Data shown –

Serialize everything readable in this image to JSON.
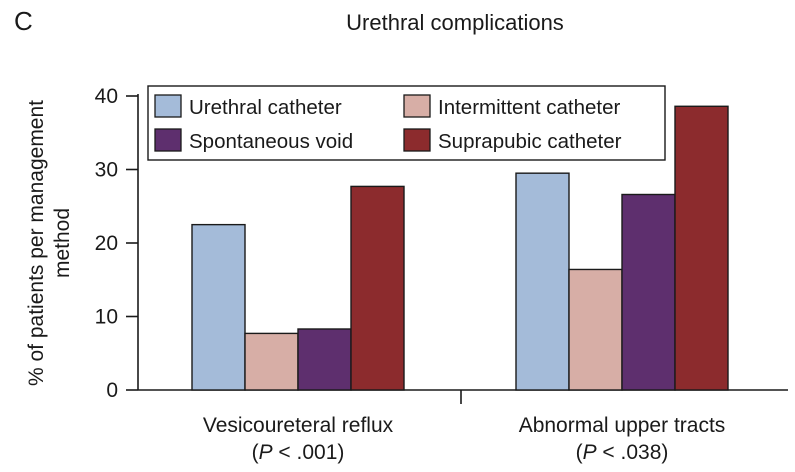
{
  "panel_letter": "C",
  "chart_data": {
    "type": "bar",
    "title": "Urethral complications",
    "xlabel": "",
    "ylabel_lines": [
      "% of patients per management",
      "method"
    ],
    "ylim": [
      0,
      40
    ],
    "yticks": [
      0,
      10,
      20,
      30,
      40
    ],
    "grid": false,
    "legend_position": "top",
    "categories": [
      {
        "lines": [
          "Vesicoureteral reflux",
          "(P < .001)"
        ],
        "p_italic": "P",
        "p_rest": " < .001)"
      },
      {
        "lines": [
          "Abnormal upper tracts",
          "(P < .038)"
        ],
        "p_italic": "P",
        "p_rest": " < .038)"
      }
    ],
    "series": [
      {
        "name": "Urethral catheter",
        "color": "#a4bbd9",
        "values": [
          22.5,
          29.5
        ]
      },
      {
        "name": "Intermittent catheter",
        "color": "#d7aea6",
        "values": [
          7.7,
          16.4
        ]
      },
      {
        "name": "Spontaneous void",
        "color": "#5e2f6e",
        "values": [
          8.3,
          26.6
        ]
      },
      {
        "name": "Suprapubic catheter",
        "color": "#8c2b2d",
        "values": [
          27.7,
          38.6
        ]
      }
    ]
  }
}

Exercise brief – Word for word, repeat the material above and drop the pictures.

Output of the task –
Serialize everything readable in this image to JSON.
{
  "panel_letter": "C",
  "chart_data": {
    "type": "bar",
    "title": "Urethral complications",
    "xlabel": "",
    "ylabel_lines": [
      "% of patients per management",
      "method"
    ],
    "ylim": [
      0,
      40
    ],
    "yticks": [
      0,
      10,
      20,
      30,
      40
    ],
    "grid": false,
    "legend_position": "top",
    "categories": [
      {
        "lines": [
          "Vesicoureteral reflux",
          "(P < .001)"
        ],
        "p_italic": "P",
        "p_rest": " < .001)"
      },
      {
        "lines": [
          "Abnormal upper tracts",
          "(P < .038)"
        ],
        "p_italic": "P",
        "p_rest": " < .038)"
      }
    ],
    "series": [
      {
        "name": "Urethral catheter",
        "color": "#a4bbd9",
        "values": [
          22.5,
          29.5
        ]
      },
      {
        "name": "Intermittent catheter",
        "color": "#d7aea6",
        "values": [
          7.7,
          16.4
        ]
      },
      {
        "name": "Spontaneous void",
        "color": "#5e2f6e",
        "values": [
          8.3,
          26.6
        ]
      },
      {
        "name": "Suprapubic catheter",
        "color": "#8c2b2d",
        "values": [
          27.7,
          38.6
        ]
      }
    ]
  }
}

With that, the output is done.